Work instructions :: Find every line in the records below that contains the word "bodů", and copy each such line.

Provided records ::
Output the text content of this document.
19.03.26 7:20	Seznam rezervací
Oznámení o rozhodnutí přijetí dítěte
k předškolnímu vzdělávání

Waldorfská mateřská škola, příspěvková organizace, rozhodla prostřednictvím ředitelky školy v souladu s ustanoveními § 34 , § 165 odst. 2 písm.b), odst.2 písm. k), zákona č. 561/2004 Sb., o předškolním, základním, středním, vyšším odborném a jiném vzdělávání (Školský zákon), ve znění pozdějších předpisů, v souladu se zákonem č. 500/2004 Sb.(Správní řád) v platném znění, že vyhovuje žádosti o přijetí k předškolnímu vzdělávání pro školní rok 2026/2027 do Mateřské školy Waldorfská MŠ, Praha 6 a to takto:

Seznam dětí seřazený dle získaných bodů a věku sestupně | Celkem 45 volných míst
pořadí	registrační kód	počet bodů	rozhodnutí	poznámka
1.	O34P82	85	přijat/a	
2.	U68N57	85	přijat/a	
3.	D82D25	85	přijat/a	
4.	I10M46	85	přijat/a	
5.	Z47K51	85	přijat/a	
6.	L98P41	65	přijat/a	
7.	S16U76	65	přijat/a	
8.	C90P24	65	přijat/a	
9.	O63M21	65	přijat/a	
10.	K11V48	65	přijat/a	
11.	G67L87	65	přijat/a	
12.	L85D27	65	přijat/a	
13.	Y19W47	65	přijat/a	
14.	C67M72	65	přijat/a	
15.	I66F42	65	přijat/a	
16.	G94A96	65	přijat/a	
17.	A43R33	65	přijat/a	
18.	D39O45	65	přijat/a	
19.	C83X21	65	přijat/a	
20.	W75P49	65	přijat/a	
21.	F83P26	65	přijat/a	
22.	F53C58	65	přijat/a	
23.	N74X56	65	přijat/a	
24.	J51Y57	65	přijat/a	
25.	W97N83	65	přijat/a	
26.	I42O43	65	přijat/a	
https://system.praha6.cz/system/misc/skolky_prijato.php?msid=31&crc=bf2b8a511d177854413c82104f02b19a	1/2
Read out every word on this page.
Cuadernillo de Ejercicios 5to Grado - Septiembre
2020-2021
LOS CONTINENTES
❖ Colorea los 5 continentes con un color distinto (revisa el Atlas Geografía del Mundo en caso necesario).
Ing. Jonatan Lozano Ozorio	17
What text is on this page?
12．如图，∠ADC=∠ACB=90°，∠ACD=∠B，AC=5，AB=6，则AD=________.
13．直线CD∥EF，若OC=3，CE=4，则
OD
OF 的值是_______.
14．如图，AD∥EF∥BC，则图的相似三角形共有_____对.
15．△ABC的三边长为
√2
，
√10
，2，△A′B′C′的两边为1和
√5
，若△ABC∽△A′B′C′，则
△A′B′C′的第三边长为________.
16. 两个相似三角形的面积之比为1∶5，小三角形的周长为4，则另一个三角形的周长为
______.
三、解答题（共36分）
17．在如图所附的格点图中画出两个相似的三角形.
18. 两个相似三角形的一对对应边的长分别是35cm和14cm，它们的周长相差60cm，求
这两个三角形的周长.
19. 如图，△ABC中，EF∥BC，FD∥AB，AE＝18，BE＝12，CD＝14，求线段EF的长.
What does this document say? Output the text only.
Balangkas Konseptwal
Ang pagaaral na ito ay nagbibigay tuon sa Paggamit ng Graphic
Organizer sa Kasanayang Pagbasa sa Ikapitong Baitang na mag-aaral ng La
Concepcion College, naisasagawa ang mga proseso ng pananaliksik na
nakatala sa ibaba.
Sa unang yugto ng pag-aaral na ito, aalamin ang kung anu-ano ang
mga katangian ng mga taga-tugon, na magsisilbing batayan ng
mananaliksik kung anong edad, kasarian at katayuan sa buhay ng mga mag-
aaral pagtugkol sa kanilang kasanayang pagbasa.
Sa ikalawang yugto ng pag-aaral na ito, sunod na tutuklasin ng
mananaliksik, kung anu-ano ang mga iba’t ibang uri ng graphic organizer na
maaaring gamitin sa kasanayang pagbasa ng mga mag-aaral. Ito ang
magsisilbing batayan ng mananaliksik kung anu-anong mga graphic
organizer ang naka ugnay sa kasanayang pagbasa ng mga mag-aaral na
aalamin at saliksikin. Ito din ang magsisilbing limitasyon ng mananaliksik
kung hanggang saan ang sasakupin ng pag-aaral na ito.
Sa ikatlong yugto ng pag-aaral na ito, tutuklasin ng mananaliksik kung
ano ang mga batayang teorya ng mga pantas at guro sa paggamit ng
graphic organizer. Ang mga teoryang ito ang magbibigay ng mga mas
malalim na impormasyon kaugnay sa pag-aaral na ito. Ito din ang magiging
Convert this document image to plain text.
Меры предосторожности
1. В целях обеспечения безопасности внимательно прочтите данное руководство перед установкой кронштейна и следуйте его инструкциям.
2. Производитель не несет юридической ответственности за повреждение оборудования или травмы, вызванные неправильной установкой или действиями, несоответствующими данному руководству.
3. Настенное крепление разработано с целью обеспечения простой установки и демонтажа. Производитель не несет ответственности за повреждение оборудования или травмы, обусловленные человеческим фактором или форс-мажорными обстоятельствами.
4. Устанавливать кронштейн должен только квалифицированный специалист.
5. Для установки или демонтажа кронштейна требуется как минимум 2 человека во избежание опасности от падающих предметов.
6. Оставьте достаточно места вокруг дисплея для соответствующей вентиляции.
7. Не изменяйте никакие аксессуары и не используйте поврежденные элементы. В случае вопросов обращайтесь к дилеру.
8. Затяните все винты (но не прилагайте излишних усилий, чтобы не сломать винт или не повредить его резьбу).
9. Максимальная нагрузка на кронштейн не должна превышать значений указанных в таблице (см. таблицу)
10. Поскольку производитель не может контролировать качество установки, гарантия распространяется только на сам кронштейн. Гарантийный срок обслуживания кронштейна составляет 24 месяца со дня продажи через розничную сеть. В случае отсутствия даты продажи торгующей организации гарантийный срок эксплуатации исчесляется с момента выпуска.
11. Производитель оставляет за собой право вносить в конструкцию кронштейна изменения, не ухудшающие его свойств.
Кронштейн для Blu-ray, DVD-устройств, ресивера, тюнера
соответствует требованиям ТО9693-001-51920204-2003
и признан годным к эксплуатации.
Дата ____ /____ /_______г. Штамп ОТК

Exercise answer ::
Seznam dětí seřazený dle získaných bodů a věku sestupně | Celkem 45 volných míst
pořadí	registrační kód	počet bodů	rozhodnutí	poznámka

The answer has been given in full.